▸ Challenge
Check each line of the entries below for the string "this" and state how many lines have it, with no other text.

▸ Exercise material
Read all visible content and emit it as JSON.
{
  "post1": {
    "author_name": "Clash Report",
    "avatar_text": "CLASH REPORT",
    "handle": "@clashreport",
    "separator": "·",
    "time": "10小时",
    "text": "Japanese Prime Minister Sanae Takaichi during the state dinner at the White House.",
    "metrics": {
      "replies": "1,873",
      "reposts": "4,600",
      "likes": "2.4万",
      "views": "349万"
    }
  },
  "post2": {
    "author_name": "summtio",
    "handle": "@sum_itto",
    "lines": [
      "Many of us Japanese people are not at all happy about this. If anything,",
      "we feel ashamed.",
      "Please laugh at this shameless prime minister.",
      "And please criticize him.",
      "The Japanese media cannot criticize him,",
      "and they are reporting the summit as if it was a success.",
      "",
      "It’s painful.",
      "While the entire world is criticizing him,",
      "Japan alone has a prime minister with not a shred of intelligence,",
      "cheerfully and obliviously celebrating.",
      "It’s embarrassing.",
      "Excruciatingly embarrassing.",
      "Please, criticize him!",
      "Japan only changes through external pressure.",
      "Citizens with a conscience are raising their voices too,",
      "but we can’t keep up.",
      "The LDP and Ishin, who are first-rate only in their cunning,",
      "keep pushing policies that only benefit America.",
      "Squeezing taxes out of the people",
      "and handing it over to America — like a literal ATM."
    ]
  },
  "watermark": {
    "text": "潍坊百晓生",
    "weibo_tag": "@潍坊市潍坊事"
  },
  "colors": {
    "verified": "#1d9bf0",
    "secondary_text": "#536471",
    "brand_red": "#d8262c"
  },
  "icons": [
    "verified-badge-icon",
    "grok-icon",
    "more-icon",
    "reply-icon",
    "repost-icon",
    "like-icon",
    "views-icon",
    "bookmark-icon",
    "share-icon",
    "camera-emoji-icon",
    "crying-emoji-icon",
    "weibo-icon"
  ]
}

▸ Task output
2